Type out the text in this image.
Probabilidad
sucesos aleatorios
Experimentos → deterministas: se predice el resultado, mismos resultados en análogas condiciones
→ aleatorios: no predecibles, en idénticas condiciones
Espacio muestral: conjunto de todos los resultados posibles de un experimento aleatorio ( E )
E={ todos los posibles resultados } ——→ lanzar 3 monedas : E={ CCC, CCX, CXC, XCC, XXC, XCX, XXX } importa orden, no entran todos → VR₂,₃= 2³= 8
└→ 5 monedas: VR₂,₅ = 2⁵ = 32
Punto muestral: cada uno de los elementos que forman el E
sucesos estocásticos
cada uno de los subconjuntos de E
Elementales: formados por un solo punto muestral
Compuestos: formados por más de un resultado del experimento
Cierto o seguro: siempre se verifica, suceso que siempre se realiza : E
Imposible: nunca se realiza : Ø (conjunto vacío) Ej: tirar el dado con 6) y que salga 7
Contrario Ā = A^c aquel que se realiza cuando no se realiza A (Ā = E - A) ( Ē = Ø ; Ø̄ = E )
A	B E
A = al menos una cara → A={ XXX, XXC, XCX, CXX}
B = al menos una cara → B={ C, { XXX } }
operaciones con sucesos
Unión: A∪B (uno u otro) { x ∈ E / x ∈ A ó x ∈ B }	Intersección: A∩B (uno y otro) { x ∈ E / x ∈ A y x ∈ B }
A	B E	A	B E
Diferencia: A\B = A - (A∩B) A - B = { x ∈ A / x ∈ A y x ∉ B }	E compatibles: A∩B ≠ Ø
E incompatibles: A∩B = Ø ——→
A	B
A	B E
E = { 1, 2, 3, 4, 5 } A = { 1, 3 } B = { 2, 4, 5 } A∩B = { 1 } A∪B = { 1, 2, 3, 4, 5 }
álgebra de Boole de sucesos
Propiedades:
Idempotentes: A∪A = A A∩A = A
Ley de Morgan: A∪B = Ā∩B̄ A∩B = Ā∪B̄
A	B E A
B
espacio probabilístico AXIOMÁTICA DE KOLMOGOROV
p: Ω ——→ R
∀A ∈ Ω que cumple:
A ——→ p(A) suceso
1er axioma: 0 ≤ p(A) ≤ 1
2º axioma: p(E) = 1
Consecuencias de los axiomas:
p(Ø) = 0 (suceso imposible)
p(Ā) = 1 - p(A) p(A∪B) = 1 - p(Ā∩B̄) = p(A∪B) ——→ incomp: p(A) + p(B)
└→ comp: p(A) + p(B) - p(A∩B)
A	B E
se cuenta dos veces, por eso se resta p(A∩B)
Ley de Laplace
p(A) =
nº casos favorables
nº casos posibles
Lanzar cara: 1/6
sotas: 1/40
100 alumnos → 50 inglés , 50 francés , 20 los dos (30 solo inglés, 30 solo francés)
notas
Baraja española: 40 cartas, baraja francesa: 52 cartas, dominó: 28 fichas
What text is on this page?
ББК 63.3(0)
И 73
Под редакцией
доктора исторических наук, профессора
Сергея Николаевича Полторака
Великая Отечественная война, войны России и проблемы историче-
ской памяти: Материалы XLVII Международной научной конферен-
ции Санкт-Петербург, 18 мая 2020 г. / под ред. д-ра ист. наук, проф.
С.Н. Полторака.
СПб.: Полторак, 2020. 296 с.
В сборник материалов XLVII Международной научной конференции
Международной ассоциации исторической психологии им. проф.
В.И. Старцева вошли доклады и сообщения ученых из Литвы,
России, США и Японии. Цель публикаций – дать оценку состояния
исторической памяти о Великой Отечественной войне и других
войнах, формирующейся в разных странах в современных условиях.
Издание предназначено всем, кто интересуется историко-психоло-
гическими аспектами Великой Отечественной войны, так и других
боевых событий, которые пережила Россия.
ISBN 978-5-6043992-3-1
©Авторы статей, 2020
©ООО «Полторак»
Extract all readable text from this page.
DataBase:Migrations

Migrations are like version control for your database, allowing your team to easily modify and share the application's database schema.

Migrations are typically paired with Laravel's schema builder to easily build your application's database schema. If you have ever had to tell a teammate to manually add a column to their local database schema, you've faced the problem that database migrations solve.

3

#####

Filter the records down to the lines that contain the string "cara", and copy those lines.

A = al menos una cara → A={ XXX, XXC, XCX, CXX}
B = al menos una cara → B={ C, { XXX } }
Lanzar cara: 1/6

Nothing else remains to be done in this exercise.